[Source extract]

/---

Time after time, between 1997 and 2007, measures to meet Ireland’s carbon reduction target under the Kyoto Protocol were discarded or delayed due to opposition or inertia; crucially, there was nothing to compel the Government to ensure that either agreed measures were implemented or alternative measures devised. Only the economic crash of 2008 ‘saved’ Ireland from missing its Kyoto target. Had we not – in effect, by default – met that target, Ireland would have had to purchase hundreds of millions of euro in overseas carbon credits in order to ‘offset’ the overshoot in emissions.

The apparent intangibility of climate change, the mismatch between the scope of action required across government and the dispersed and disconnected nature of the responsibility to act, and the challenge of ‘chronic urgency’ are key reasons why a strong statutory framework is required. Legislation is the best way to ensure that all departments across government, and all governments across time, take climate change seriously and take action consistently. Such legislation should ‘hardwire’ action and accountability on climate change into the political system.

How Does a Good Climate Law Work?

The constituent features of robust climate legislation are clear. We have good examples in the provisions of the UK Climate Change Act 2008 and the later, even stronger, Scottish legislation, The Climate Change (Scotland) Act 2009.

The essential elements are:

  1. An overall long-term national target for reduction in carbon emissions is set down in law.
  2. An independent body is established to provide expert advice on the development and implementation of policies in relation to climate change.
  3. The Government proposes and parliament adopts interim national carbon reduction targets in line with both the long-term national target and the country’s medium-term international obligations.
  4. That national target is the starting point for a national action plan.
  5. The members of Cabinet negotiate the allocation of emissions between sectors in the same way as they negotiate the allocation of spending between departments in the fiscal budget.
  6. These allocations are the starting points for sectoral action plans.
  7. The independent body produces an annual progress report for parliament.
  8. Ministers make statements to parliament, responding to the points raised in the progress reports, and revise action plans as necessary.

How Does the Draft Bill Measure Up?

\---

[Recorded data]
/---

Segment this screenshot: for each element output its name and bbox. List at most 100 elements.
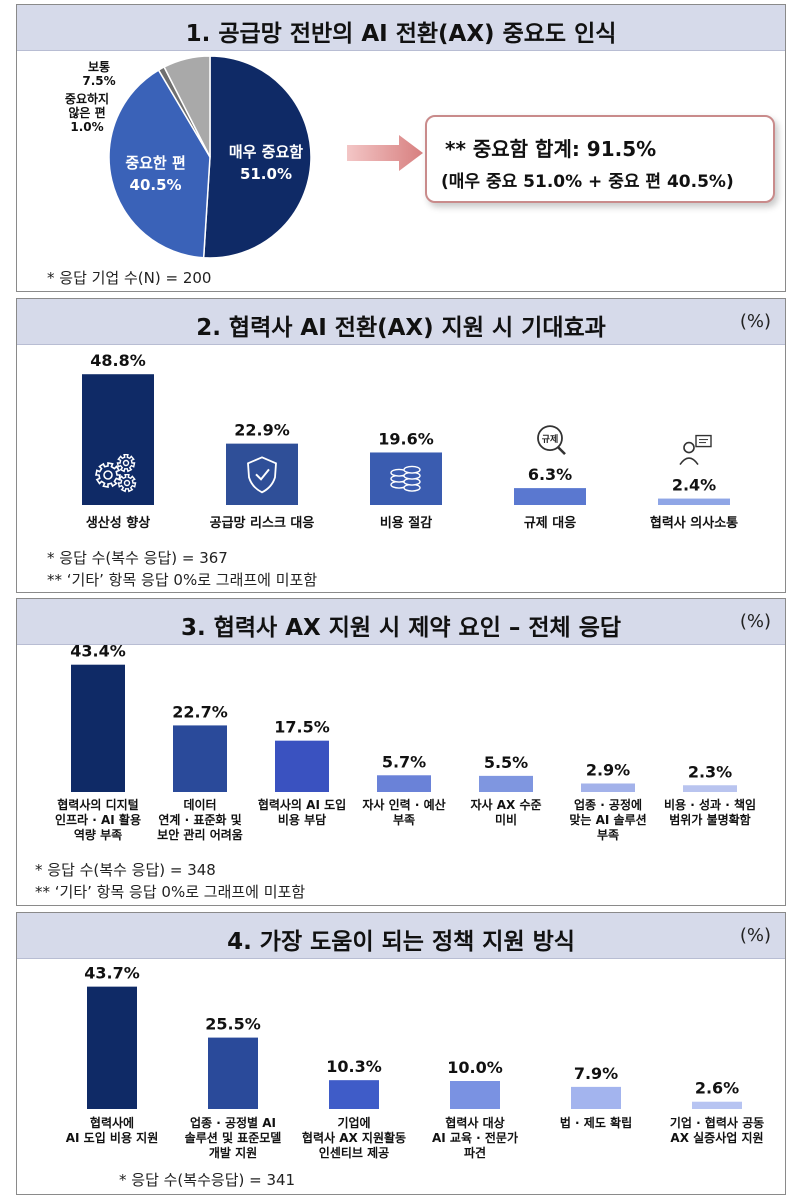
policy-value-label-3: 10.3% bbox=[326, 1057, 382, 1076]
section2-note-1: * 응답 수(복수 응답) = 367 bbox=[47, 549, 228, 567]
policy-category-label-4-line1: 협력사 대상 bbox=[445, 1115, 504, 1130]
constraints-category-label-7-line1: 비용 · 성과 · 책임 bbox=[664, 797, 756, 812]
constraints-category-label-6-line3: 부족 bbox=[597, 828, 619, 842]
policy-bar-4 bbox=[450, 1081, 500, 1109]
constraints-bar-1 bbox=[71, 664, 125, 792]
pie-value-not-important: 1.0% bbox=[70, 120, 103, 134]
policy-category-label-1-line2: AI 도입 비용 지원 bbox=[66, 1130, 159, 1145]
constraints-bar-6 bbox=[581, 783, 635, 792]
policy-bar-6 bbox=[692, 1101, 742, 1109]
section3-header: 3. 협력사 AX 지원 시 제약 요인 – 전체 응답 (%) bbox=[17, 599, 785, 645]
constraints-category-label-1-line2: 인프라 · AI 활용 bbox=[55, 812, 141, 827]
section1-title: 1. 공급망 전반의 AI 전환(AX) 중요도 인식 bbox=[185, 21, 617, 47]
policy-value-label-1: 43.7% bbox=[84, 964, 140, 983]
regulation-icon-text: 규제 bbox=[542, 433, 559, 445]
section2-unit: (%) bbox=[739, 311, 771, 332]
effects-category-label-3: 비용 절감 bbox=[380, 515, 432, 531]
right-arrow-icon bbox=[347, 135, 423, 171]
pie-slice-important bbox=[108, 69, 211, 259]
policy-bar-5 bbox=[571, 1086, 621, 1109]
constraints-value-label-7: 2.3% bbox=[688, 762, 732, 781]
constraints-bar-2 bbox=[173, 725, 227, 792]
section-expected-effects-panel: 2. 협력사 AI 전환(AX) 지원 시 기대효과 (%) 48.8% 생산성 … bbox=[16, 298, 786, 593]
pie-slice-neutral bbox=[163, 55, 211, 158]
expected-effects-bar-chart: 48.8% 생산성 향상 22.9% 공급망 리스크 대응 19.6% 비용 절감 6.3%… bbox=[82, 351, 738, 531]
constraints-category-label-2-line1: 데이터 bbox=[183, 797, 216, 812]
effects-value-label-4: 6.3% bbox=[528, 465, 572, 484]
section1-note: * 응답 기업 수(N) = 200 bbox=[47, 269, 212, 287]
constraints-bar-4 bbox=[377, 775, 431, 792]
constraints-category-label-3-line2: 비용 부담 bbox=[278, 812, 326, 827]
section3-note-1: * 응답 수(복수 응답) = 348 bbox=[35, 861, 216, 879]
constraints-bar-5 bbox=[479, 775, 533, 792]
callout-breakdown: (매우 중요 51.0% + 중요 편 40.5%) bbox=[441, 172, 734, 192]
constraints-category-label-6-line2: 맞는 AI 솔루션 bbox=[569, 812, 646, 827]
section3-unit: (%) bbox=[739, 611, 771, 632]
constraints-category-label-2-line3: 보안 관리 어려움 bbox=[157, 827, 243, 842]
effects-bar-1 bbox=[82, 374, 154, 505]
section-importance-panel: 1. 공급망 전반의 AI 전환(AX) 중요도 인식 매우 중요함 51.0% 중… bbox=[16, 4, 786, 292]
effects-value-label-5: 2.4% bbox=[672, 476, 716, 495]
section2-header: 2. 협력사 AI 전환(AX) 지원 시 기대효과 (%) bbox=[17, 299, 785, 345]
constraints-value-label-1: 43.4% bbox=[70, 645, 126, 661]
policy-category-label-2-line3: 개발 지원 bbox=[209, 1145, 257, 1160]
section4-header: 4. 가장 도움이 되는 정책 지원 방식 (%) bbox=[17, 913, 785, 959]
pie-label-not-important-line1: 중요하지 bbox=[65, 91, 109, 106]
constraints-category-label-4-line2: 부족 bbox=[393, 813, 415, 827]
callout-total: ** 중요함 합계: 91.5% bbox=[445, 137, 657, 161]
constraints-value-label-5: 5.5% bbox=[484, 753, 528, 772]
policy-category-label-4-line3: 파견 bbox=[464, 1145, 486, 1160]
constraints-value-label-2: 22.7% bbox=[172, 702, 228, 721]
pie-value-important: 40.5% bbox=[130, 176, 182, 194]
section-policy-support-panel: 4. 가장 도움이 되는 정책 지원 방식 (%) 43.7% 협력사에 AI 도입… bbox=[16, 912, 786, 1195]
section2-note-2: ** ‘기타’ 항목 응답 0%로 그래프에 미포함 bbox=[47, 571, 318, 589]
section3-title: 3. 협력사 AX 지원 시 제약 요인 – 전체 응답 bbox=[180, 615, 622, 641]
constraints-value-label-4: 5.7% bbox=[382, 752, 426, 771]
effects-category-label-5: 협력사 의사소통 bbox=[650, 515, 738, 531]
policy-category-label-3-line2: 협력사 AX 지원활동 bbox=[302, 1130, 406, 1145]
section4-note: * 응답 수(복수응답) = 341 bbox=[119, 1171, 296, 1189]
policy-value-label-2: 25.5% bbox=[205, 1015, 261, 1034]
person-chat-icon bbox=[679, 434, 712, 466]
policy-category-label-3-line3: 인센티브 제공 bbox=[319, 1145, 389, 1160]
section3-note-2: ** ‘기타’ 항목 응답 0%로 그래프에 미포함 bbox=[35, 883, 306, 901]
policy-category-label-5: 법 · 제도 확립 bbox=[560, 1115, 632, 1130]
gears-icon bbox=[95, 454, 137, 493]
constraints-category-label-6-line1: 업종 · 공정에 bbox=[574, 797, 642, 812]
constraints-category-label-1-line1: 협력사의 디지털 bbox=[57, 797, 138, 812]
section-constraints-panel: 3. 협력사 AX 지원 시 제약 요인 – 전체 응답 (%) 43.4% 협력… bbox=[16, 598, 786, 906]
importance-summary-callout: ** 중요함 합계: 91.5% (매우 중요 51.0% + 중요 편 40.… bbox=[425, 115, 775, 203]
policy-category-label-6-line2: AX 실증사업 지원 bbox=[670, 1130, 763, 1145]
policy-bar-3 bbox=[329, 1080, 379, 1109]
policy-category-label-2-line2: 솔루션 및 표준모델 bbox=[185, 1130, 282, 1145]
constraints-category-label-7-line2: 범위가 불명확함 bbox=[669, 812, 750, 827]
section4-unit: (%) bbox=[739, 925, 771, 946]
policy-category-label-4-line2: AI 교육 · 전문가 bbox=[432, 1130, 518, 1145]
effects-category-label-2: 공급망 리스크 대응 bbox=[210, 515, 315, 531]
constraints-bar-7 bbox=[683, 785, 737, 792]
section2-title: 2. 협력사 AI 전환(AX) 지원 시 기대효과 bbox=[196, 315, 606, 341]
pie-label-important: 중요한 편 bbox=[125, 154, 185, 172]
policy-category-label-2-line1: 업종 · 공정별 AI bbox=[190, 1115, 276, 1130]
effects-bar-5 bbox=[658, 498, 730, 505]
pie-label-very-important: 매우 중요함 bbox=[229, 143, 303, 161]
policy-value-label-6: 2.6% bbox=[695, 1079, 739, 1098]
pie-value-neutral: 7.5% bbox=[82, 74, 115, 88]
pie-label-not-important-line2: 않은 편 bbox=[68, 105, 105, 120]
policy-category-label-3-line1: 기업에 bbox=[337, 1115, 370, 1130]
constraints-category-label-5-line1: 자사 AX 수준 bbox=[470, 797, 541, 812]
policy-bar-2 bbox=[208, 1037, 258, 1109]
constraints-value-label-3: 17.5% bbox=[274, 718, 330, 737]
effects-bar-4 bbox=[514, 488, 586, 505]
policy-value-label-5: 7.9% bbox=[574, 1064, 618, 1083]
effects-bar-2 bbox=[226, 443, 298, 505]
section1-header: 1. 공급망 전반의 AI 전환(AX) 중요도 인식 bbox=[17, 5, 785, 51]
section4-title: 4. 가장 도움이 되는 정책 지원 방식 bbox=[227, 929, 575, 955]
pie-value-very-important: 51.0% bbox=[240, 165, 292, 183]
constraints-category-label-2-line2: 연계 · 표준화 및 bbox=[158, 812, 241, 827]
shield-check-icon bbox=[247, 456, 277, 494]
constraints-category-label-5-line2: 미비 bbox=[495, 812, 517, 827]
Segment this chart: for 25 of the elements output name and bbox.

\---

[Required tasks]
[a] Repeat word for word everything from "2. An independent" down to "sectoral action plans." in the passage on Irish climate law.
[b] Take everything in the recorded data from the line containing "policy-value-label-3: 10.3% bbox=[326, 1057, 382, 1076]" down to the line containing "constraints-bar-2 bbox=[173, 725, 227, 792]", and write only those lines out again, substituting "box" for "bbox" and changing nothing else.
The passage on Irish climate law and the recorded data have nothing to do with each other.

[Per-task outputs]
[a]
2. An independent body is established to provide expert advice on the development and implementation of policies in relation to climate change.
  3. The Government proposes and parliament adopts interim national carbon reduction targets in line with both the long-term national target and the country’s medium-term international obligations.
  4. That national target is the starting point for a national action plan.
  5. The members of Cabinet negotiate the allocation of emissions between sectors in the same way as they negotiate the allocation of spending between departments in the fiscal budget.
  6. These allocations are the starting points for sectoral action plans.

[b]
policy-value-label-3: 10.3% box=[326, 1057, 382, 1076]
section2-note-1: * 응답 수(복수 응답) = 367 box=[47, 549, 228, 567]
policy-category-label-4-line1: 협력사 대상 box=[445, 1115, 504, 1130]
constraints-category-label-7-line1: 비용 · 성과 · 책임 box=[664, 797, 756, 812]
constraints-category-label-6-line3: 부족 box=[597, 828, 619, 842]
policy-bar-4 box=[450, 1081, 500, 1109]
constraints-bar-1 box=[71, 664, 125, 792]
pie-value-not-important: 1.0% box=[70, 120, 103, 134]
policy-category-label-1-line2: AI 도입 비용 지원 box=[66, 1130, 159, 1145]
constraints-bar-6 box=[581, 783, 635, 792]
policy-bar-6 box=[692, 1101, 742, 1109]
section3-header: 3. 협력사 AX 지원 시 제약 요인 – 전체 응답 (%) box=[17, 599, 785, 645]
constraints-category-label-1-line2: 인프라 · AI 활용 box=[55, 812, 141, 827]
section1-title: 1. 공급망 전반의 AI 전환(AX) 중요도 인식 box=[185, 21, 617, 47]
policy-value-label-1: 43.7% box=[84, 964, 140, 983]
regulation-icon-text: 규제 box=[542, 433, 559, 445]
section2-unit: (%) box=[739, 311, 771, 332]
effects-category-label-3: 비용 절감 box=[380, 515, 432, 531]
right-arrow-icon box=[347, 135, 423, 171]
pie-slice-important box=[108, 69, 211, 259]
policy-bar-5 box=[571, 1086, 621, 1109]
constraints-value-label-7: 2.3% box=[688, 762, 732, 781]
constraints-bar-2 box=[173, 725, 227, 792]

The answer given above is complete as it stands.